Stored data

..........

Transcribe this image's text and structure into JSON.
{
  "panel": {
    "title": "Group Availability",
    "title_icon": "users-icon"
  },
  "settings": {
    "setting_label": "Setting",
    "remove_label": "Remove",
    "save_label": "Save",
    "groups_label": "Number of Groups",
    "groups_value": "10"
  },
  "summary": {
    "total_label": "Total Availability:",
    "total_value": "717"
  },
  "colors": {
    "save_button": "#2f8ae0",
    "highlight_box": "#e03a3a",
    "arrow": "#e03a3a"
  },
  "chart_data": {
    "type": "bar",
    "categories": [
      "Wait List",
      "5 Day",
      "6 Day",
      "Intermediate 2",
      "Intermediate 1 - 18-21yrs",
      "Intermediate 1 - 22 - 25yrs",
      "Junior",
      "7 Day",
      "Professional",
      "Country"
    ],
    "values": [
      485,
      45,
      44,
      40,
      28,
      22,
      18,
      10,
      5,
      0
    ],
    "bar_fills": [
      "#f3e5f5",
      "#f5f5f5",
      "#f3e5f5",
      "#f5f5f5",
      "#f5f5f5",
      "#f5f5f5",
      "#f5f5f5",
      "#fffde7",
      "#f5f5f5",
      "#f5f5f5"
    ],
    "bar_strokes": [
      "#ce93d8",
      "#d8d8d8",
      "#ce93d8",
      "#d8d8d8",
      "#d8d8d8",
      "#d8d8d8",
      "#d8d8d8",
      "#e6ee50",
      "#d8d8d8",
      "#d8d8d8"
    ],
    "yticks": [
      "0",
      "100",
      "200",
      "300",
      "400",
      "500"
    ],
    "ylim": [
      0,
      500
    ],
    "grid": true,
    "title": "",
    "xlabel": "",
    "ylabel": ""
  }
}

..........

• Your objective
Quote the whole listing above, leaving nothing out.

• Solved problem
Transcribe this image's text and structure into JSON.
{
  "panel": {
    "title": "Group Availability",
    "title_icon": "users-icon"
  },
  "settings": {
    "setting_label": "Setting",
    "remove_label": "Remove",
    "save_label": "Save",
    "groups_label": "Number of Groups",
    "groups_value": "10"
  },
  "summary": {
    "total_label": "Total Availability:",
    "total_value": "717"
  },
  "colors": {
    "save_button": "#2f8ae0",
    "highlight_box": "#e03a3a",
    "arrow": "#e03a3a"
  },
  "chart_data": {
    "type": "bar",
    "categories": [
      "Wait List",
      "5 Day",
      "6 Day",
      "Intermediate 2",
      "Intermediate 1 - 18-21yrs",
      "Intermediate 1 - 22 - 25yrs",
      "Junior",
      "7 Day",
      "Professional",
      "Country"
    ],
    "values": [
      485,
      45,
      44,
      40,
      28,
      22,
      18,
      10,
      5,
      0
    ],
    "bar_fills": [
      "#f3e5f5",
      "#f5f5f5",
      "#f3e5f5",
      "#f5f5f5",
      "#f5f5f5",
      "#f5f5f5",
      "#f5f5f5",
      "#fffde7",
      "#f5f5f5",
      "#f5f5f5"
    ],
    "bar_strokes": [
      "#ce93d8",
      "#d8d8d8",
      "#ce93d8",
      "#d8d8d8",
      "#d8d8d8",
      "#d8d8d8",
      "#d8d8d8",
      "#e6ee50",
      "#d8d8d8",
      "#d8d8d8"
    ],
    "yticks": [
      "0",
      "100",
      "200",
      "300",
      "400",
      "500"
    ],
    "ylim": [
      0,
      500
    ],
    "grid": true,
    "title": "",
    "xlabel": "",
    "ylabel": ""
  }
}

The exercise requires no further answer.